(Items from a dataset)
::::::::::
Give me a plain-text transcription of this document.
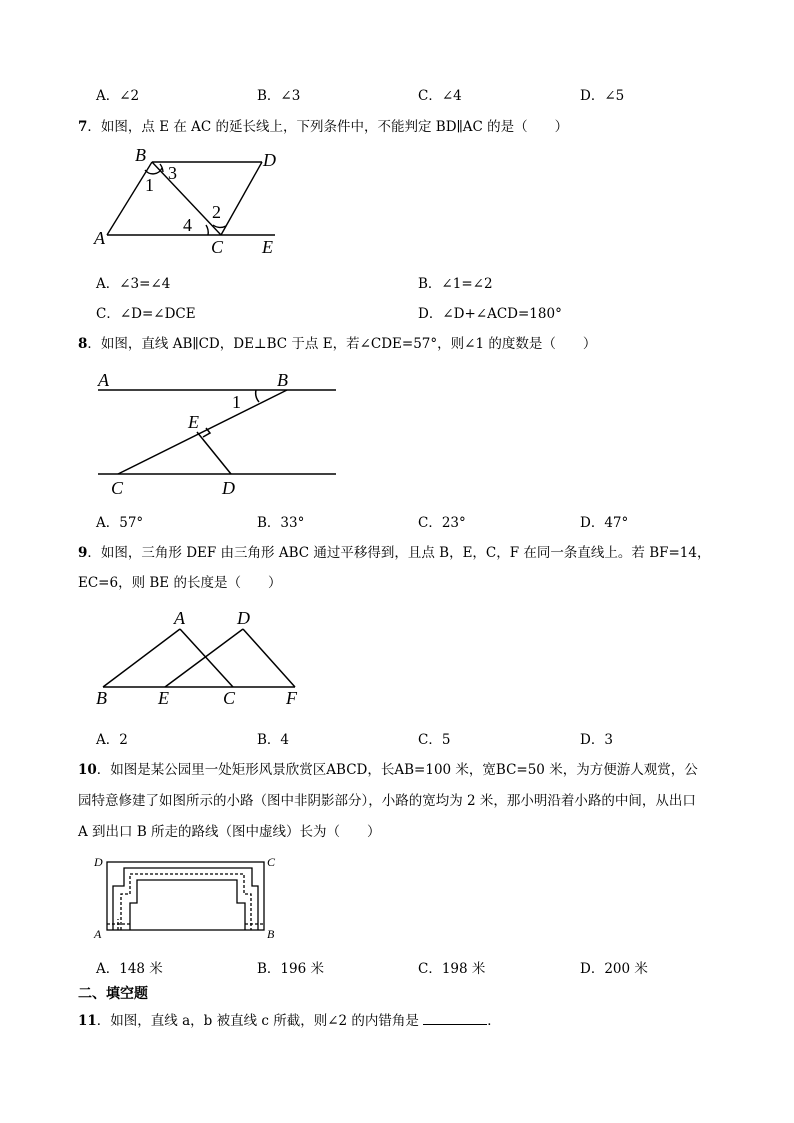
A．∠2	B．∠3	C．∠4	D．∠5
7．如图，点 E 在 AC 的延长线上，下列条件中，不能判定 BD∥AC 的是（　　）
B	D
A	C E
1
3
2
4
A．∠3=∠4	B．∠1=∠2
C．∠D=∠DCE	D．∠D+∠ACD=180°
8．如图，直线 AB∥CD，DE⊥BC 于点 E，若∠CDE=57°，则∠1 的度数是（　　）
A	B
E
C	D
1
A．57°	B．33°	C．23°	D．47°
9．如图，三角形 DEF 由三角形 ABC 通过平移得到，且点 B，E，C，F 在同一条直线上。若 BF=14，
EC=6，则 BE 的长度是（　　）
A	D
B	E	C	F
A．2	B．4	C．5	D．3
10．如图是某公园里一处矩形风景欣赏区ABCD，长AB=100 米，宽BC=50 米，为方便游人观赏，公
园特意修建了如图所示的小路（图中非阴影部分），小路的宽均为 2 米，那小明沿着小路的中间，从出口
A 到出口 B 所走的路线（图中虚线）长为（　　）
D	C
A	B
A．148 米	B．196 米	C．198 米	D．200 米
二、填空题
11．如图，直线 a，b 被直线 c 所截，则∠2 的内错角是	．
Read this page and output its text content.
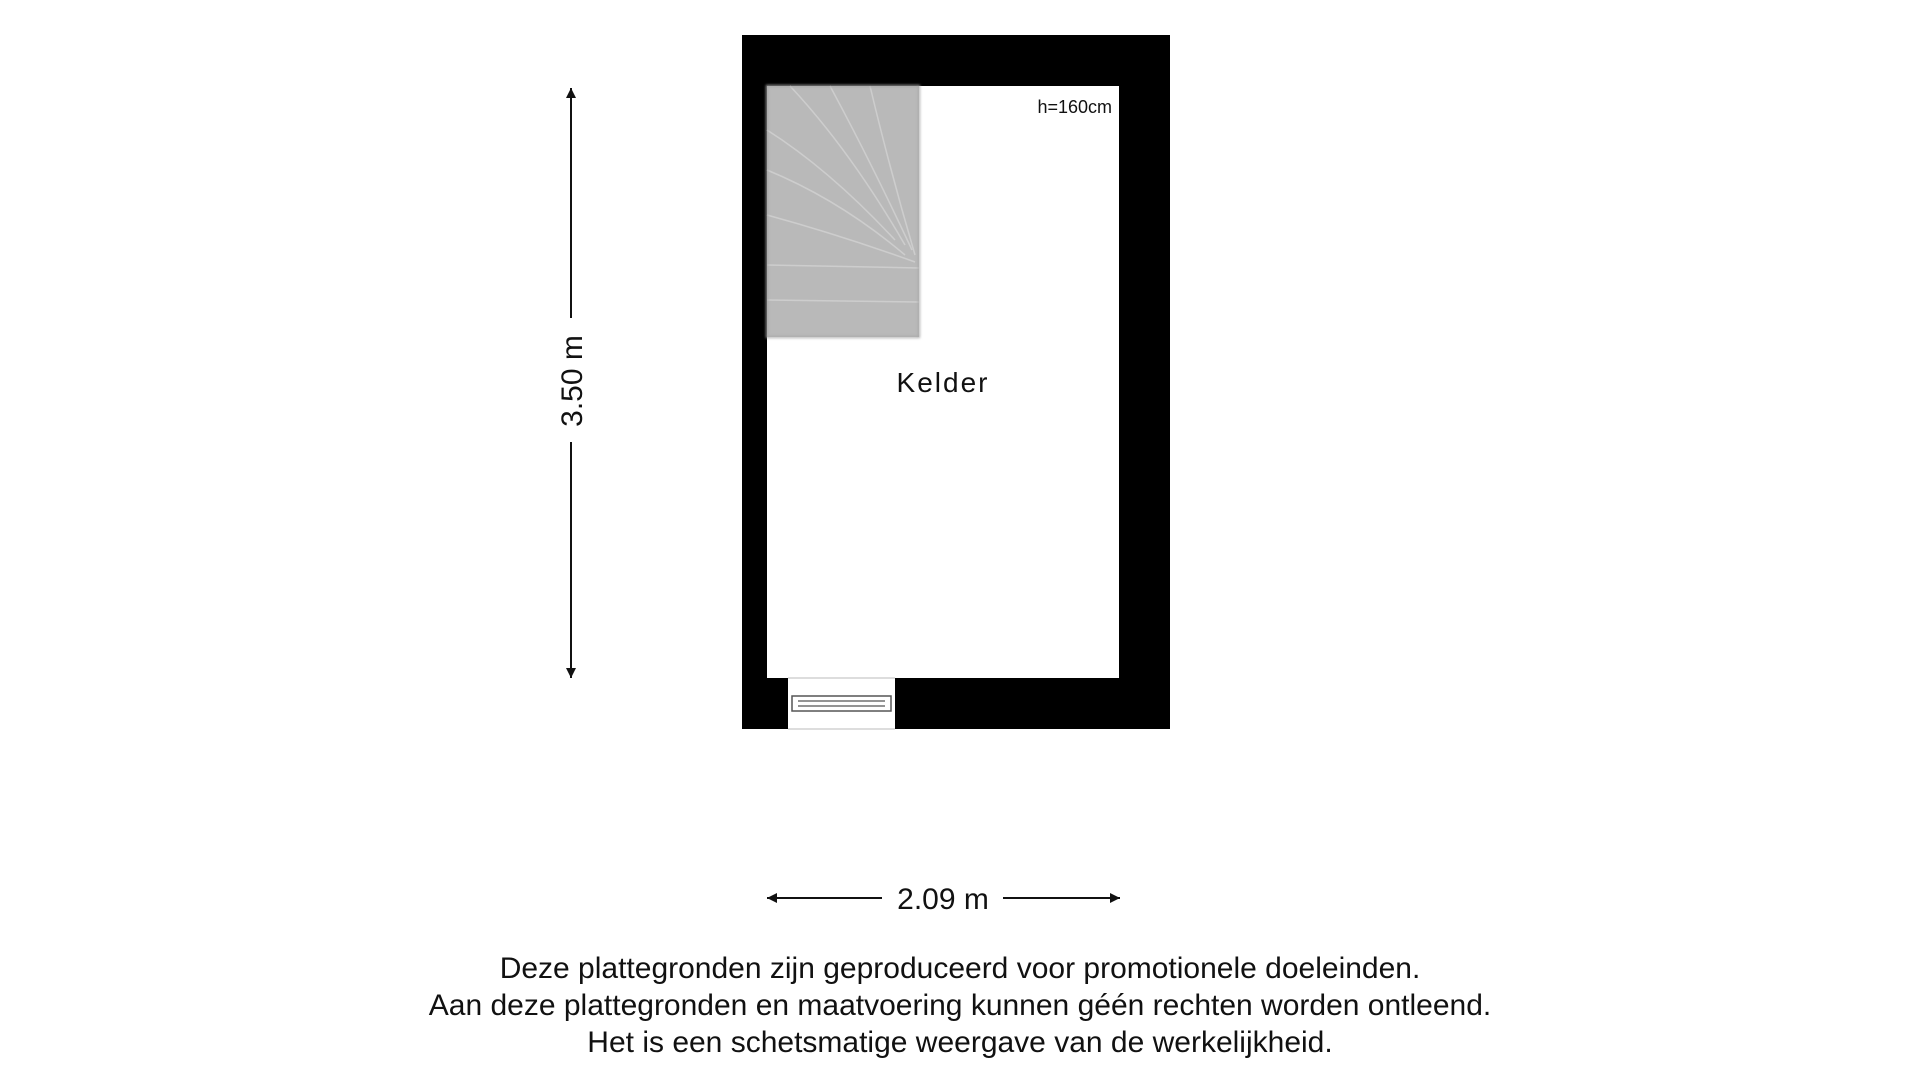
Kelder
h=160cm
3.50 m
2.09 m
Deze plattegronden zijn geproduceerd voor promotionele doeleinden.
Aan deze plattegronden en maatvoering kunnen géén rechten worden ontleend.
Het is een schetsmatige weergave van de werkelijkheid.
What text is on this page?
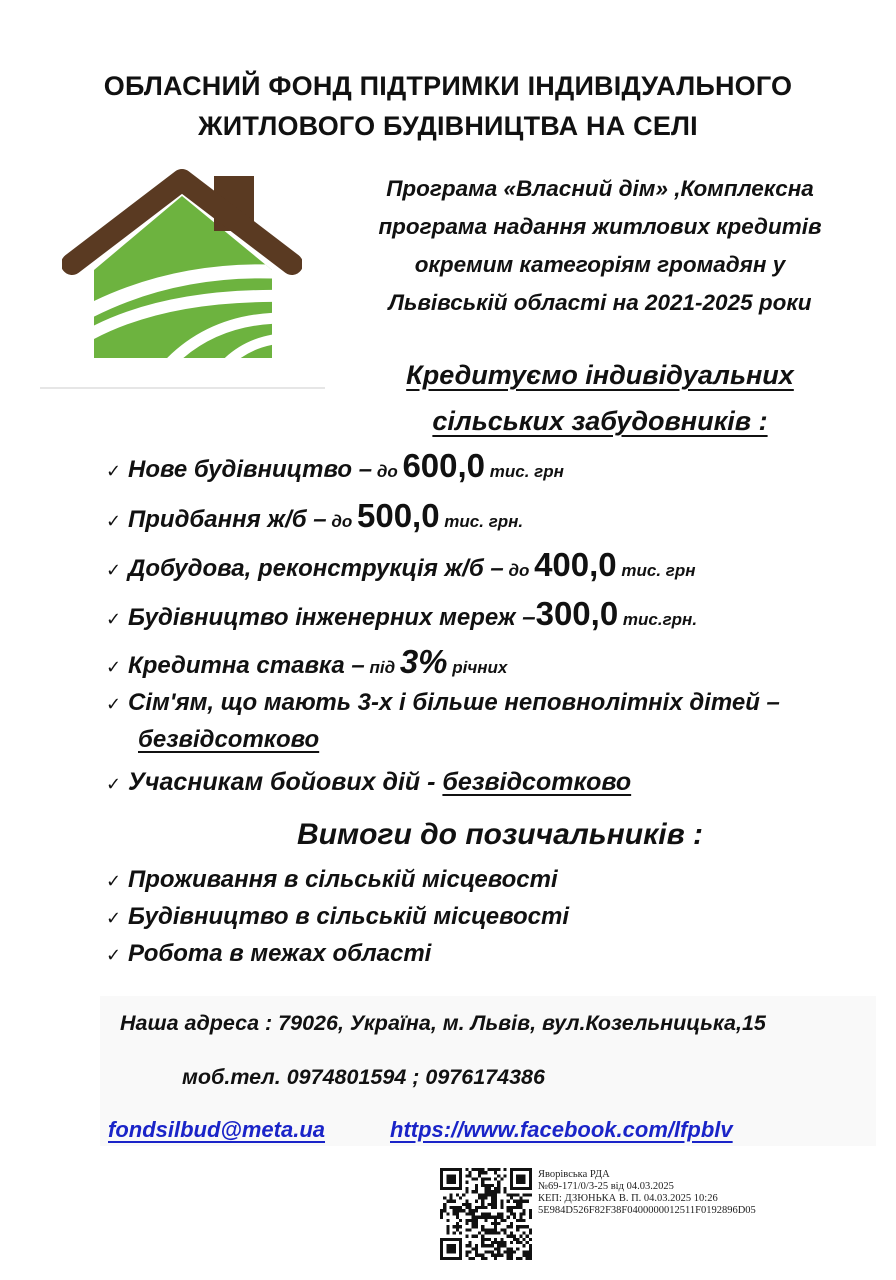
ОБЛАСНИЙ ФОНД ПІДТРИМКИ ІНДИВІДУАЛЬНОГО
ЖИТЛОВОГО БУДІВНИЦТВА НА СЕЛІ
Програма «Власний дім» ,Комплексна
програма надання житлових кредитів
окремим категоріям громадян у
Львівській області на 2021-2025 роки
Кредитуємо індивідуальних
сільських забудовників :
✓ Нове будівництво – до 600,0 тис. грн
✓ Придбання ж/б – до 500,0 тис. грн.
✓ Добудова, реконструкція ж/б – до 400,0 тис. грн
✓ Будівництво інженерних мереж –300,0 тис.грн.
✓ Кредитна ставка – під 3% річних
✓ Сім'ям, що мають 3-х і більше неповнолітніх дітей –
безвідсотково
✓ Учасникам бойових дій - безвідсотково
Вимоги до позичальників :
✓ Проживання в сільській місцевості
✓ Будівництво в сільській місцевості
✓ Робота в межах області
Наша адреса : 79026, Україна, м. Львів, вул.Козельницька,15
моб.тел. 0974801594 ; 0976174386
fondsilbud@meta.ua	https://www.facebook.com/lfpblv
Яворівська РДА
№69-171/0/3-25 від 04.03.2025
КЕП: ДЗЮНЬКА В. П. 04.03.2025 10:26
5E984D526F82F38F0400000012511F0192896D05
::::::::::
**What you have to do:** Write the entries above out in full, exactly, with no images.

**Exercise solution:**
Give me a plain-text transcription of this document.
A．∠2	B．∠3	C．∠4	D．∠5
7．如图，点 E 在 AC 的延长线上，下列条件中，不能判定 BD∥AC 的是（　　）
B	D
A	C E
1
3
2
4
A．∠3=∠4	B．∠1=∠2
C．∠D=∠DCE	D．∠D+∠ACD=180°
8．如图，直线 AB∥CD，DE⊥BC 于点 E，若∠CDE=57°，则∠1 的度数是（　　）
A	B
E
C	D
1
A．57°	B．33°	C．23°	D．47°
9．如图，三角形 DEF 由三角形 ABC 通过平移得到，且点 B，E，C，F 在同一条直线上。若 BF=14，
EC=6，则 BE 的长度是（　　）
A	D
B	E	C	F
A．2	B．4	C．5	D．3
10．如图是某公园里一处矩形风景欣赏区ABCD，长AB=100 米，宽BC=50 米，为方便游人观赏，公
园特意修建了如图所示的小路（图中非阴影部分），小路的宽均为 2 米，那小明沿着小路的中间，从出口
A 到出口 B 所走的路线（图中虚线）长为（　　）
D	C
A	B
A．148 米	B．196 米	C．198 米	D．200 米
二、填空题
11．如图，直线 a，b 被直线 c 所截，则∠2 的内错角是	．
Read this page and output its text content.
Kelder
h=160cm
3.50 m
2.09 m
Deze plattegronden zijn geproduceerd voor promotionele doeleinden.
Aan deze plattegronden en maatvoering kunnen géén rechten worden ontleend.
Het is een schetsmatige weergave van de werkelijkheid.
What text is on this page?
ОБЛАСНИЙ ФОНД ПІДТРИМКИ ІНДИВІДУАЛЬНОГО
ЖИТЛОВОГО БУДІВНИЦТВА НА СЕЛІ
Програма «Власний дім» ,Комплексна
програма надання житлових кредитів
окремим категоріям громадян у
Львівській області на 2021-2025 роки
Кредитуємо індивідуальних
сільських забудовників :
✓ Нове будівництво – до 600,0 тис. грн
✓ Придбання ж/б – до 500,0 тис. грн.
✓ Добудова, реконструкція ж/б – до 400,0 тис. грн
✓ Будівництво інженерних мереж –300,0 тис.грн.
✓ Кредитна ставка – під 3% річних
✓ Сім'ям, що мають 3-х і більше неповнолітніх дітей –
безвідсотково
✓ Учасникам бойових дій - безвідсотково
Вимоги до позичальників :
✓ Проживання в сільській місцевості
✓ Будівництво в сільській місцевості
✓ Робота в межах області
Наша адреса : 79026, Україна, м. Львів, вул.Козельницька,15
моб.тел. 0974801594 ; 0976174386
fondsilbud@meta.ua	https://www.facebook.com/lfpblv
Яворівська РДА
№69-171/0/3-25 від 04.03.2025
КЕП: ДЗЮНЬКА В. П. 04.03.2025 10:26
5E984D526F82F38F0400000012511F0192896D05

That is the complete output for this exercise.